Exercise goal: Copy out the passage of the forum thread on removing disruptive children from class, starting at the words "Some interesting opinions, I" and ending after the words "at my school.".

Extracted text:
It means that the child is removed from the situation and can get on with their work in the other classroom.

From what I've seen, the children in the other class really don't pay all that much attention to the child who has been sent from elsewhere. It's nothing like the village stocks or a public flogging.

Ninjafox Tue 19-Feb-19 20:27:31

Some interesting opinions, I do wonder if you're teachers? I would just assume in a pretty well to do catchment, where the teacher has a few LSAs on hand to help, that they would need to send a reception age child to another class for support? Feels like the teacher can't control a class tbh

sideorderofchips Tue 19-Feb-19 20:27:27

They do this at the secondary I work at. Remove the child from the class to prevent disruption and interrupted learning. Put them in another class, generally with older kids (ie year seven going into a small year 11) class. That way year seven teacher can carry on teaching.

Thesnobbymiddleclassone Tue 19-Feb-19 20:27:11

Used to do this at my school.

If you disrupted the class then you're the one removed.

Yesicancancan Tue 19-Feb-19 20:26:29

I say this as a parent of a very unruly child, I try and they try and he is a pita, I wish they would send him to the head mistress. She scares me. 🤪

missmapp Tue 19-Feb-19 20:26:12

This happens in most schools i have worked in. The child works at the back of another room with little interaction from the teacher. Then after the given time, a restorative meeting happens with the teacher. Only for children who have already ignored several instructions and have not responded to in class talking to by teacher. Both child and teacher, and the class, need some time apart.

Yesicancancan Tue 19-Feb-19 20:25:22

Don’t be so ridiculous, no wonder some children are so unreasonable, sending them to calm down in another room is tame.

hidinginthenightgarden Tue 19-Feb-19 20:25:12

I don't like it but then teachers have very few powers these days. Not sure what they are meant to do when a quick bollocking from the head isn't working.

E20mom Tue 19-Feb-19 20:24:03

I really think your reaction to this is OTT.

BarbarianMum Tue 19-Feb-19 20:22:51

They do thos in our school. Its never the first resort but if a child will not listen to their teacher then it happens. Head's got better things to do than bollocking every silly child who wants to disrupt the class, she deals w serious behavioural issues like bullying.

Data excerpts
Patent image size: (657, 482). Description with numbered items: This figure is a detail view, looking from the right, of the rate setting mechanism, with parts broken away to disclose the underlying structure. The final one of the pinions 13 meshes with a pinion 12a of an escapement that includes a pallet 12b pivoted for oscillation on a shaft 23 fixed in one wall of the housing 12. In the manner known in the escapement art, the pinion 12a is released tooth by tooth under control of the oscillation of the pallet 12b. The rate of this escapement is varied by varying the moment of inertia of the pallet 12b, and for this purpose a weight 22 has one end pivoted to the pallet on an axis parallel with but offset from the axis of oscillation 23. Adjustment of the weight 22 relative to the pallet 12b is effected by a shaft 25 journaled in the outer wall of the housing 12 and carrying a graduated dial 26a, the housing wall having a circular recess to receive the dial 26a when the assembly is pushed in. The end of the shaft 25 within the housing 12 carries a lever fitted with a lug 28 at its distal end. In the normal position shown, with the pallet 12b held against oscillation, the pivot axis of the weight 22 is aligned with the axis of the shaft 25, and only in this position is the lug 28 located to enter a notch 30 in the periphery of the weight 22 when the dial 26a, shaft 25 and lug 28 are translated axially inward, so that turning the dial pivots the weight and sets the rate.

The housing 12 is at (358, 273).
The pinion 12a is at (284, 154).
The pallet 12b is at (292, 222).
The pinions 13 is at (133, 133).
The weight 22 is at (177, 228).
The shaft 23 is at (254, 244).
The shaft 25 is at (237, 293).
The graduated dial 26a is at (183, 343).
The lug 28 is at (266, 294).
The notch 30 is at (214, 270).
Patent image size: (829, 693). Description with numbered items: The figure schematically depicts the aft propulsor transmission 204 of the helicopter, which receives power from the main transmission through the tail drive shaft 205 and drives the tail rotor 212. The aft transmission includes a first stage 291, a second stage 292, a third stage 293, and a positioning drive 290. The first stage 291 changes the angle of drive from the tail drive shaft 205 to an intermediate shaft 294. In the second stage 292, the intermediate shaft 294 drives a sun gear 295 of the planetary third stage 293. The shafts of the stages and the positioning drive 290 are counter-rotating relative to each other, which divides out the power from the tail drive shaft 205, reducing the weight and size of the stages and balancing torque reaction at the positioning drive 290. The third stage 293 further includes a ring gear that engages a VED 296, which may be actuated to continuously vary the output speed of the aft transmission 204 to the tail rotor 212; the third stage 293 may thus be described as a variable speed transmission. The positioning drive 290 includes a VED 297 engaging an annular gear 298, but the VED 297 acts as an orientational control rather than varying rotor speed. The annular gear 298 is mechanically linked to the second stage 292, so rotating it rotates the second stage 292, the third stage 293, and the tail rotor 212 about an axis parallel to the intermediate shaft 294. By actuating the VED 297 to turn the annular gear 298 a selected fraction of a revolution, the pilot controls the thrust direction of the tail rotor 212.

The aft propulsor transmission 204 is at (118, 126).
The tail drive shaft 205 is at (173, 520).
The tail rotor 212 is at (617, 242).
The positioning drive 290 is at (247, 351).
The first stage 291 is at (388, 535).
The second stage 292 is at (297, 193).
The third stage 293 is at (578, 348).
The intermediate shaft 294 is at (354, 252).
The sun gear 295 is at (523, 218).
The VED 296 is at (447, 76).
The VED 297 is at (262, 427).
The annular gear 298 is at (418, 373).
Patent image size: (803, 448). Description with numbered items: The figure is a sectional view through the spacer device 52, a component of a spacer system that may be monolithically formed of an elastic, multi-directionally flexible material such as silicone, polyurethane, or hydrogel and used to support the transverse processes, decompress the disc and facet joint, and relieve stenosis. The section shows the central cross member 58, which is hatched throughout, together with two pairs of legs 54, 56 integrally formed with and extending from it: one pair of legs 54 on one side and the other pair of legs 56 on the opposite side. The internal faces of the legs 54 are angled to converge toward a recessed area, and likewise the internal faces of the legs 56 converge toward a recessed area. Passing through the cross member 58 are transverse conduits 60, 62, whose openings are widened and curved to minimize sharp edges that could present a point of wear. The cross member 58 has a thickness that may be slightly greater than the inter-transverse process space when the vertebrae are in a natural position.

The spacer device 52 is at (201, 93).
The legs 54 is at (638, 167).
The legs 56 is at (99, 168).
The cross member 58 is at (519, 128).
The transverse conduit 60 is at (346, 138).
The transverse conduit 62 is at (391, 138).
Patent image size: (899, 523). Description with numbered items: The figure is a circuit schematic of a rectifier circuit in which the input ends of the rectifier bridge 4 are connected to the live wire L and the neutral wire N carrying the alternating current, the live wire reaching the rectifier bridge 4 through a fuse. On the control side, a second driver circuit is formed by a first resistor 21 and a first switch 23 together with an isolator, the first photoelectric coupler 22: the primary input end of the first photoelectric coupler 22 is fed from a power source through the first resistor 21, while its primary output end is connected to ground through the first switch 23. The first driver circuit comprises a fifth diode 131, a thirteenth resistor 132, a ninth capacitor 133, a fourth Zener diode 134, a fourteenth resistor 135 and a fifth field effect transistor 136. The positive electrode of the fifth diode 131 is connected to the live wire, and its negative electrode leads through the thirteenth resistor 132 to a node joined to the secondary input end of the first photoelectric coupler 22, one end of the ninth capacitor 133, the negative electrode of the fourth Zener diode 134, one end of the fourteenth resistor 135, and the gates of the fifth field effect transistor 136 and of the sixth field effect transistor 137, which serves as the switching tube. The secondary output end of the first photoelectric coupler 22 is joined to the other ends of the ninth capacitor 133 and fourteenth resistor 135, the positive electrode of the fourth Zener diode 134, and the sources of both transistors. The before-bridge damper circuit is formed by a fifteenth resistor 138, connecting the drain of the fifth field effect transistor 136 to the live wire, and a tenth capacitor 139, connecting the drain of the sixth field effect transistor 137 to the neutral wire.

Worked solution:
Some interesting opinions, I do wonder if you're teachers? I would just assume in a pretty well to do catchment, where the teacher has a few LSAs on hand to help, that they would need to send a reception age child to another class for support? Feels like the teacher can't control a class tbh

sideorderofchips Tue 19-Feb-19 20:27:27

They do this at the secondary I work at. Remove the child from the class to prevent disruption and interrupted learning. Put them in another class, generally with older kids (ie year seven going into a small year 11) class. That way year seven teacher can carry on teaching.

Thesnobbymiddleclassone Tue 19-Feb-19 20:27:11

Used to do this at my school.